Task statement: Repeat each line of the material exactly.

Entries taken from a collection:
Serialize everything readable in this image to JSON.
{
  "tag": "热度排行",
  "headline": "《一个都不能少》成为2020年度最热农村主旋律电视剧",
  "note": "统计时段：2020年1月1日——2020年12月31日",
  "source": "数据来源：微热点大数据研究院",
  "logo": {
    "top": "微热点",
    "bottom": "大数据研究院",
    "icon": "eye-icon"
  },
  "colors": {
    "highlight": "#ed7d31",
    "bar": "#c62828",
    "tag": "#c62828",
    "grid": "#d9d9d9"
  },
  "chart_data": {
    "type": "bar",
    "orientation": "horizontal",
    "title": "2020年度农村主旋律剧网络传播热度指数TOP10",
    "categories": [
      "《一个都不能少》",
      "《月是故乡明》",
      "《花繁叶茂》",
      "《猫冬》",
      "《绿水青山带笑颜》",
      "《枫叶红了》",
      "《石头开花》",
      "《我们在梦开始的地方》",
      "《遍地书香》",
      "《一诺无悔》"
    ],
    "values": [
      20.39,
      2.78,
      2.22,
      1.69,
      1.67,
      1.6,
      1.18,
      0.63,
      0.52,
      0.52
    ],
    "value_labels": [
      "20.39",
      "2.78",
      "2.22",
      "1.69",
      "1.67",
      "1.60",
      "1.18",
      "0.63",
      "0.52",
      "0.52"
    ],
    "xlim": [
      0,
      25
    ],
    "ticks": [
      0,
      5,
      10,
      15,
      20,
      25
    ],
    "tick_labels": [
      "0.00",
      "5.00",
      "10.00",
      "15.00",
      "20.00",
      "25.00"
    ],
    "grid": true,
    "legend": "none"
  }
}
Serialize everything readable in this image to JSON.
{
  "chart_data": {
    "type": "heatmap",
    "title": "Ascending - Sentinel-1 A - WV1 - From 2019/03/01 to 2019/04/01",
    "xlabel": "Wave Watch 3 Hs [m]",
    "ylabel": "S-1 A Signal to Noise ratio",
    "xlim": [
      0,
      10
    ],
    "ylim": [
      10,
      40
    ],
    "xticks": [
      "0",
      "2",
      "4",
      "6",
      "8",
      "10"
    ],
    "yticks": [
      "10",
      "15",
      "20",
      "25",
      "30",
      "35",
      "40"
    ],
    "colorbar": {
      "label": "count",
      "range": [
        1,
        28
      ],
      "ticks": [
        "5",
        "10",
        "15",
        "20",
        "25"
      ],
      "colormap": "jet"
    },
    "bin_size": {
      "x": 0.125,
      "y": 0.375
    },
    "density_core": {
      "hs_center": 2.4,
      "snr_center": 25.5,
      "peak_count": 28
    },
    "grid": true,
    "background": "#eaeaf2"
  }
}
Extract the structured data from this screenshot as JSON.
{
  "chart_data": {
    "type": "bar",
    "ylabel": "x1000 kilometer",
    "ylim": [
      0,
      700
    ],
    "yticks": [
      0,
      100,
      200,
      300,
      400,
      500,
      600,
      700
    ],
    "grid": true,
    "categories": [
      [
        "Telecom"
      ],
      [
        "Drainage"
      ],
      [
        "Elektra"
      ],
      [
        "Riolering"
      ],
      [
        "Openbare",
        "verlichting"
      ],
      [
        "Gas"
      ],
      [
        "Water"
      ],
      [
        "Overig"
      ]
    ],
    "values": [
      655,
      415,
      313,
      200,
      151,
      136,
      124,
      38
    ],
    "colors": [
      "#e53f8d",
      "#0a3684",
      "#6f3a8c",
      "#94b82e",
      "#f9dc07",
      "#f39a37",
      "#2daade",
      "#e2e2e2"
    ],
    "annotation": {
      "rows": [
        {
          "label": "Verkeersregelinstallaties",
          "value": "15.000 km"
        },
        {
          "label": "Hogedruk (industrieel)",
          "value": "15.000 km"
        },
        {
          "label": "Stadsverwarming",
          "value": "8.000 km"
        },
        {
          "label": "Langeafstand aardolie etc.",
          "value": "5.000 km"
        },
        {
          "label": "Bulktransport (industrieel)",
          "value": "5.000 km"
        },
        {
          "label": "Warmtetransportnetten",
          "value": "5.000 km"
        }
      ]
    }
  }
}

Task response:
Serialize everything readable in this image to JSON.
{
  "tag": "热度排行",
  "headline": "《一个都不能少》成为2020年度最热农村主旋律电视剧",
  "note": "统计时段：2020年1月1日——2020年12月31日",
  "source": "数据来源：微热点大数据研究院",
  "logo": {
    "top": "微热点",
    "bottom": "大数据研究院",
    "icon": "eye-icon"
  },
  "colors": {
    "highlight": "#ed7d31",
    "bar": "#c62828",
    "tag": "#c62828",
    "grid": "#d9d9d9"
  },
  "chart_data": {
    "type": "bar",
    "orientation": "horizontal",
    "title": "2020年度农村主旋律剧网络传播热度指数TOP10",
    "categories": [
      "《一个都不能少》",
      "《月是故乡明》",
      "《花繁叶茂》",
      "《猫冬》",
      "《绿水青山带笑颜》",
      "《枫叶红了》",
      "《石头开花》",
      "《我们在梦开始的地方》",
      "《遍地书香》",
      "《一诺无悔》"
    ],
    "values": [
      20.39,
      2.78,
      2.22,
      1.69,
      1.67,
      1.6,
      1.18,
      0.63,
      0.52,
      0.52
    ],
    "value_labels": [
      "20.39",
      "2.78",
      "2.22",
      "1.69",
      "1.67",
      "1.60",
      "1.18",
      "0.63",
      "0.52",
      "0.52"
    ],
    "xlim": [
      0,
      25
    ],
    "ticks": [
      0,
      5,
      10,
      15,
      20,
      25
    ],
    "tick_labels": [
      "0.00",
      "5.00",
      "10.00",
      "15.00",
      "20.00",
      "25.00"
    ],
    "grid": true,
    "legend": "none"
  }
}
Serialize everything readable in this image to JSON.
{
  "chart_data": {
    "type": "heatmap",
    "title": "Ascending - Sentinel-1 A - WV1 - From 2019/03/01 to 2019/04/01",
    "xlabel": "Wave Watch 3 Hs [m]",
    "ylabel": "S-1 A Signal to Noise ratio",
    "xlim": [
      0,
      10
    ],
    "ylim": [
      10,
      40
    ],
    "xticks": [
      "0",
      "2",
      "4",
      "6",
      "8",
      "10"
    ],
    "yticks": [
      "10",
      "15",
      "20",
      "25",
      "30",
      "35",
      "40"
    ],
    "colorbar": {
      "label": "count",
      "range": [
        1,
        28
      ],
      "ticks": [
        "5",
        "10",
        "15",
        "20",
        "25"
      ],
      "colormap": "jet"
    },
    "bin_size": {
      "x": 0.125,
      "y": 0.375
    },
    "density_core": {
      "hs_center": 2.4,
      "snr_center": 25.5,
      "peak_count": 28
    },
    "grid": true,
    "background": "#eaeaf2"
  }
}
Extract the structured data from this screenshot as JSON.
{
  "chart_data": {
    "type": "bar",
    "ylabel": "x1000 kilometer",
    "ylim": [
      0,
      700
    ],
    "yticks": [
      0,
      100,
      200,
      300,
      400,
      500,
      600,
      700
    ],
    "grid": true,
    "categories": [
      [
        "Telecom"
      ],
      [
        "Drainage"
      ],
      [
        "Elektra"
      ],
      [
        "Riolering"
      ],
      [
        "Openbare",
        "verlichting"
      ],
      [
        "Gas"
      ],
      [
        "Water"
      ],
      [
        "Overig"
      ]
    ],
    "values": [
      655,
      415,
      313,
      200,
      151,
      136,
      124,
      38
    ],
    "colors": [
      "#e53f8d",
      "#0a3684",
      "#6f3a8c",
      "#94b82e",
      "#f9dc07",
      "#f39a37",
      "#2daade",
      "#e2e2e2"
    ],
    "annotation": {
      "rows": [
        {
          "label": "Verkeersregelinstallaties",
          "value": "15.000 km"
        },
        {
          "label": "Hogedruk (industrieel)",
          "value": "15.000 km"
        },
        {
          "label": "Stadsverwarming",
          "value": "8.000 km"
        },
        {
          "label": "Langeafstand aardolie etc.",
          "value": "5.000 km"
        },
        {
          "label": "Bulktransport (industrieel)",
          "value": "5.000 km"
        },
        {
          "label": "Warmtetransportnetten",
          "value": "5.000 km"
        }
      ]
    }
  }
}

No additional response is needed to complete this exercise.